WORKING DATA
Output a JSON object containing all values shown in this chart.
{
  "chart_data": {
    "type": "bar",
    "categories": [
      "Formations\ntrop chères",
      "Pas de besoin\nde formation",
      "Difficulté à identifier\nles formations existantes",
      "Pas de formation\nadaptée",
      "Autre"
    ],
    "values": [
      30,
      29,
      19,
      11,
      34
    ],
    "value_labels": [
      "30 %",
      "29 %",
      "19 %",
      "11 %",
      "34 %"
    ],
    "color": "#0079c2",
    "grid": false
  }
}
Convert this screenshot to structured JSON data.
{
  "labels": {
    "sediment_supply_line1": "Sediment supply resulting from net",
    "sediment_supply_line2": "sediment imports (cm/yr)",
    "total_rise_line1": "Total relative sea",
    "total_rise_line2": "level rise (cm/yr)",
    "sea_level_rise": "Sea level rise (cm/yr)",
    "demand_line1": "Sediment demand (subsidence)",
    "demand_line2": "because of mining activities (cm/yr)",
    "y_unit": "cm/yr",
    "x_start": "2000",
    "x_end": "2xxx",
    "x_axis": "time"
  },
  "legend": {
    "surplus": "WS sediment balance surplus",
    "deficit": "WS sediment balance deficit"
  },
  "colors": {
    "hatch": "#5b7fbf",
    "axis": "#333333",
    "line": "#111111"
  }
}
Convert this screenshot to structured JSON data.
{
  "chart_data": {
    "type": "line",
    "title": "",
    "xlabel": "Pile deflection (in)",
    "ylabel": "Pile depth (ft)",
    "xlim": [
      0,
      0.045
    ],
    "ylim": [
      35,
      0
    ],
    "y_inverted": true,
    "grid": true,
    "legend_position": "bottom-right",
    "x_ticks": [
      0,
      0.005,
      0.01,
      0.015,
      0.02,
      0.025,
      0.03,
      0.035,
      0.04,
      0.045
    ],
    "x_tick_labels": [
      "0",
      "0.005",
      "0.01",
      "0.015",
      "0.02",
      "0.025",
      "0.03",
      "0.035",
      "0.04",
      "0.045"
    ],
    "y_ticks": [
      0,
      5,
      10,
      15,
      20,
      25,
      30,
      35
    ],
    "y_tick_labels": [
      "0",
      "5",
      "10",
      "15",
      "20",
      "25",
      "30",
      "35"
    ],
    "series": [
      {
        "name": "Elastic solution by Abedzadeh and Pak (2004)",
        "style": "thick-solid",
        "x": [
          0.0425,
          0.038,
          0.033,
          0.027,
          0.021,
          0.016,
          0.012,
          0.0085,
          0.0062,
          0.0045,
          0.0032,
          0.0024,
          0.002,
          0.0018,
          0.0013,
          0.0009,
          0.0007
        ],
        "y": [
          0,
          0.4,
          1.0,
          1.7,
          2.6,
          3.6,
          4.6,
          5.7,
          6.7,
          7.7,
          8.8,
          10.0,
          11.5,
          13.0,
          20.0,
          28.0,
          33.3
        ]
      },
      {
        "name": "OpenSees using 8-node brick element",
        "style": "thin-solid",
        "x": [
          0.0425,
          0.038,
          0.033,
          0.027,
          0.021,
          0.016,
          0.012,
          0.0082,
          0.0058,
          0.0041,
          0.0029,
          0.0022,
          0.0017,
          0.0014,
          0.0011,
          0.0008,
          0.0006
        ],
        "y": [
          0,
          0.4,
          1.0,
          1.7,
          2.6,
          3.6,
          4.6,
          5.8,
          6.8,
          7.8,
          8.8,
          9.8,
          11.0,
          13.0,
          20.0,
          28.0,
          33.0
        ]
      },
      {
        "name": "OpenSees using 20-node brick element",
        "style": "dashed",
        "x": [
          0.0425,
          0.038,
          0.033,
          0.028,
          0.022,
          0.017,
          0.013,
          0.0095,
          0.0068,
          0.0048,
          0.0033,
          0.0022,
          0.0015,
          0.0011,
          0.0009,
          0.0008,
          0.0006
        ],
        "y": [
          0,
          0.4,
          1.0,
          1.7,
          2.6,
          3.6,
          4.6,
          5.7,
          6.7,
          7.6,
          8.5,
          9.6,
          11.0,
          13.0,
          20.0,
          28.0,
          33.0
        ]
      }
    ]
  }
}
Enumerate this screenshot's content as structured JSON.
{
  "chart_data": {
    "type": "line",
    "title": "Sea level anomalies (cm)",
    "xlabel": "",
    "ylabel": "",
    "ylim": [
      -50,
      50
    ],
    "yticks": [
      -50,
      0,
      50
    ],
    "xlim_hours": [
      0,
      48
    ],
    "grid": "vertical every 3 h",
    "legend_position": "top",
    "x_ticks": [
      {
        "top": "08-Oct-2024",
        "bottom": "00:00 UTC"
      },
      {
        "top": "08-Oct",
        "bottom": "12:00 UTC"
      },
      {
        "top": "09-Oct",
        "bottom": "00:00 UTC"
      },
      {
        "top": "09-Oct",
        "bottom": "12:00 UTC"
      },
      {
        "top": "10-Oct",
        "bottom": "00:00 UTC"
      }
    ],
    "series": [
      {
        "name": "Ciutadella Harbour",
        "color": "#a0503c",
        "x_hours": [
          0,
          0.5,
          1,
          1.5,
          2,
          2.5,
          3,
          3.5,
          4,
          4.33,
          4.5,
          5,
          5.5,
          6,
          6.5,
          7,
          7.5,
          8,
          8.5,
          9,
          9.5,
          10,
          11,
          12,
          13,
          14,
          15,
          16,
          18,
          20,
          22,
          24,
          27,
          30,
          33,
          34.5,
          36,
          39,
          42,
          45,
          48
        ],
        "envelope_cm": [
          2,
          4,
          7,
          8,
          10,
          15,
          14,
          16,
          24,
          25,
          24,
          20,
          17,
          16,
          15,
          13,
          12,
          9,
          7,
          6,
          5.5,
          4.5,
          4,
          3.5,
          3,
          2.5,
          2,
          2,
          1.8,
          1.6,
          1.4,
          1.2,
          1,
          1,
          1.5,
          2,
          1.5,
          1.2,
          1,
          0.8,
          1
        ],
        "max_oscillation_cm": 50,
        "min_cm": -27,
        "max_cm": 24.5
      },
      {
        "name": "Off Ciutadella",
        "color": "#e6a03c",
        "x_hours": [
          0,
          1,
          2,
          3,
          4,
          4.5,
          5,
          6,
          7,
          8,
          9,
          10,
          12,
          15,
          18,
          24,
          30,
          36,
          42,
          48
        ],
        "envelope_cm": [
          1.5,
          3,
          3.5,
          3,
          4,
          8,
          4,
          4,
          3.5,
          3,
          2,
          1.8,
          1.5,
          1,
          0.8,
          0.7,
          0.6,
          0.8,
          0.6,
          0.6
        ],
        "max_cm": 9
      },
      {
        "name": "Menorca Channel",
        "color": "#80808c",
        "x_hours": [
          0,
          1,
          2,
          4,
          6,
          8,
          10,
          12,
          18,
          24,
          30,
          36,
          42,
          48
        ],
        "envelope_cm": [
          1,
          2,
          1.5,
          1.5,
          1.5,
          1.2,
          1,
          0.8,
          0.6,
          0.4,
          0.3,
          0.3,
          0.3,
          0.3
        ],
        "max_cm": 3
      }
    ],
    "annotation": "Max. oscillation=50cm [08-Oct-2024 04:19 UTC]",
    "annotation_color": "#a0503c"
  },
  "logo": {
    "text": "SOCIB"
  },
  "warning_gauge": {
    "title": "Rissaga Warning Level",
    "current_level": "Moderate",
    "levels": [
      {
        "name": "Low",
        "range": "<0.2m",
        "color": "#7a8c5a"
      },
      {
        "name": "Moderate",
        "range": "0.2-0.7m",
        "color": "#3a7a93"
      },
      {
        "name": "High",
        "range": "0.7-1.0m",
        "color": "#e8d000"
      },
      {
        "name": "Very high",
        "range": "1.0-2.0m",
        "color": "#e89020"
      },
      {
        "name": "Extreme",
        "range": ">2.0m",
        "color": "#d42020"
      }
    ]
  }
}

EXERCISE DESCRIPTION
Repeat the records above exactly, leaving none out.

RESULT FOR THIS TASK
Output a JSON object containing all values shown in this chart.
{
  "chart_data": {
    "type": "bar",
    "categories": [
      "Formations\ntrop chères",
      "Pas de besoin\nde formation",
      "Difficulté à identifier\nles formations existantes",
      "Pas de formation\nadaptée",
      "Autre"
    ],
    "values": [
      30,
      29,
      19,
      11,
      34
    ],
    "value_labels": [
      "30 %",
      "29 %",
      "19 %",
      "11 %",
      "34 %"
    ],
    "color": "#0079c2",
    "grid": false
  }
}
Convert this screenshot to structured JSON data.
{
  "labels": {
    "sediment_supply_line1": "Sediment supply resulting from net",
    "sediment_supply_line2": "sediment imports (cm/yr)",
    "total_rise_line1": "Total relative sea",
    "total_rise_line2": "level rise (cm/yr)",
    "sea_level_rise": "Sea level rise (cm/yr)",
    "demand_line1": "Sediment demand (subsidence)",
    "demand_line2": "because of mining activities (cm/yr)",
    "y_unit": "cm/yr",
    "x_start": "2000",
    "x_end": "2xxx",
    "x_axis": "time"
  },
  "legend": {
    "surplus": "WS sediment balance surplus",
    "deficit": "WS sediment balance deficit"
  },
  "colors": {
    "hatch": "#5b7fbf",
    "axis": "#333333",
    "line": "#111111"
  }
}
Convert this screenshot to structured JSON data.
{
  "chart_data": {
    "type": "line",
    "title": "",
    "xlabel": "Pile deflection (in)",
    "ylabel": "Pile depth (ft)",
    "xlim": [
      0,
      0.045
    ],
    "ylim": [
      35,
      0
    ],
    "y_inverted": true,
    "grid": true,
    "legend_position": "bottom-right",
    "x_ticks": [
      0,
      0.005,
      0.01,
      0.015,
      0.02,
      0.025,
      0.03,
      0.035,
      0.04,
      0.045
    ],
    "x_tick_labels": [
      "0",
      "0.005",
      "0.01",
      "0.015",
      "0.02",
      "0.025",
      "0.03",
      "0.035",
      "0.04",
      "0.045"
    ],
    "y_ticks": [
      0,
      5,
      10,
      15,
      20,
      25,
      30,
      35
    ],
    "y_tick_labels": [
      "0",
      "5",
      "10",
      "15",
      "20",
      "25",
      "30",
      "35"
    ],
    "series": [
      {
        "name": "Elastic solution by Abedzadeh and Pak (2004)",
        "style": "thick-solid",
        "x": [
          0.0425,
          0.038,
          0.033,
          0.027,
          0.021,
          0.016,
          0.012,
          0.0085,
          0.0062,
          0.0045,
          0.0032,
          0.0024,
          0.002,
          0.0018,
          0.0013,
          0.0009,
          0.0007
        ],
        "y": [
          0,
          0.4,
          1.0,
          1.7,
          2.6,
          3.6,
          4.6,
          5.7,
          6.7,
          7.7,
          8.8,
          10.0,
          11.5,
          13.0,
          20.0,
          28.0,
          33.3
        ]
      },
      {
        "name": "OpenSees using 8-node brick element",
        "style": "thin-solid",
        "x": [
          0.0425,
          0.038,
          0.033,
          0.027,
          0.021,
          0.016,
          0.012,
          0.0082,
          0.0058,
          0.0041,
          0.0029,
          0.0022,
          0.0017,
          0.0014,
          0.0011,
          0.0008,
          0.0006
        ],
        "y": [
          0,
          0.4,
          1.0,
          1.7,
          2.6,
          3.6,
          4.6,
          5.8,
          6.8,
          7.8,
          8.8,
          9.8,
          11.0,
          13.0,
          20.0,
          28.0,
          33.0
        ]
      },
      {
        "name": "OpenSees using 20-node brick element",
        "style": "dashed",
        "x": [
          0.0425,
          0.038,
          0.033,
          0.028,
          0.022,
          0.017,
          0.013,
          0.0095,
          0.0068,
          0.0048,
          0.0033,
          0.0022,
          0.0015,
          0.0011,
          0.0009,
          0.0008,
          0.0006
        ],
        "y": [
          0,
          0.4,
          1.0,
          1.7,
          2.6,
          3.6,
          4.6,
          5.7,
          6.7,
          7.6,
          8.5,
          9.6,
          11.0,
          13.0,
          20.0,
          28.0,
          33.0
        ]
      }
    ]
  }
}
Enumerate this screenshot's content as structured JSON.
{
  "chart_data": {
    "type": "line",
    "title": "Sea level anomalies (cm)",
    "xlabel": "",
    "ylabel": "",
    "ylim": [
      -50,
      50
    ],
    "yticks": [
      -50,
      0,
      50
    ],
    "xlim_hours": [
      0,
      48
    ],
    "grid": "vertical every 3 h",
    "legend_position": "top",
    "x_ticks": [
      {
        "top": "08-Oct-2024",
        "bottom": "00:00 UTC"
      },
      {
        "top": "08-Oct",
        "bottom": "12:00 UTC"
      },
      {
        "top": "09-Oct",
        "bottom": "00:00 UTC"
      },
      {
        "top": "09-Oct",
        "bottom": "12:00 UTC"
      },
      {
        "top": "10-Oct",
        "bottom": "00:00 UTC"
      }
    ],
    "series": [
      {
        "name": "Ciutadella Harbour",
        "color": "#a0503c",
        "x_hours": [
          0,
          0.5,
          1,
          1.5,
          2,
          2.5,
          3,
          3.5,
          4,
          4.33,
          4.5,
          5,
          5.5,
          6,
          6.5,
          7,
          7.5,
          8,
          8.5,
          9,
          9.5,
          10,
          11,
          12,
          13,
          14,
          15,
          16,
          18,
          20,
          22,
          24,
          27,
          30,
          33,
          34.5,
          36,
          39,
          42,
          45,
          48
        ],
        "envelope_cm": [
          2,
          4,
          7,
          8,
          10,
          15,
          14,
          16,
          24,
          25,
          24,
          20,
          17,
          16,
          15,
          13,
          12,
          9,
          7,
          6,
          5.5,
          4.5,
          4,
          3.5,
          3,
          2.5,
          2,
          2,
          1.8,
          1.6,
          1.4,
          1.2,
          1,
          1,
          1.5,
          2,
          1.5,
          1.2,
          1,
          0.8,
          1
        ],
        "max_oscillation_cm": 50,
        "min_cm": -27,
        "max_cm": 24.5
      },
      {
        "name": "Off Ciutadella",
        "color": "#e6a03c",
        "x_hours": [
          0,
          1,
          2,
          3,
          4,
          4.5,
          5,
          6,
          7,
          8,
          9,
          10,
          12,
          15,
          18,
          24,
          30,
          36,
          42,
          48
        ],
        "envelope_cm": [
          1.5,
          3,
          3.5,
          3,
          4,
          8,
          4,
          4,
          3.5,
          3,
          2,
          1.8,
          1.5,
          1,
          0.8,
          0.7,
          0.6,
          0.8,
          0.6,
          0.6
        ],
        "max_cm": 9
      },
      {
        "name": "Menorca Channel",
        "color": "#80808c",
        "x_hours": [
          0,
          1,
          2,
          4,
          6,
          8,
          10,
          12,
          18,
          24,
          30,
          36,
          42,
          48
        ],
        "envelope_cm": [
          1,
          2,
          1.5,
          1.5,
          1.5,
          1.2,
          1,
          0.8,
          0.6,
          0.4,
          0.3,
          0.3,
          0.3,
          0.3
        ],
        "max_cm": 3
      }
    ],
    "annotation": "Max. oscillation=50cm [08-Oct-2024 04:19 UTC]",
    "annotation_color": "#a0503c"
  },
  "logo": {
    "text": "SOCIB"
  },
  "warning_gauge": {
    "title": "Rissaga Warning Level",
    "current_level": "Moderate",
    "levels": [
      {
        "name": "Low",
        "range": "<0.2m",
        "color": "#7a8c5a"
      },
      {
        "name": "Moderate",
        "range": "0.2-0.7m",
        "color": "#3a7a93"
      },
      {
        "name": "High",
        "range": "0.7-1.0m",
        "color": "#e8d000"
      },
      {
        "name": "Very high",
        "range": "1.0-2.0m",
        "color": "#e89020"
      },
      {
        "name": "Extreme",
        "range": ">2.0m",
        "color": "#d42020"
      }
    ]
  }
}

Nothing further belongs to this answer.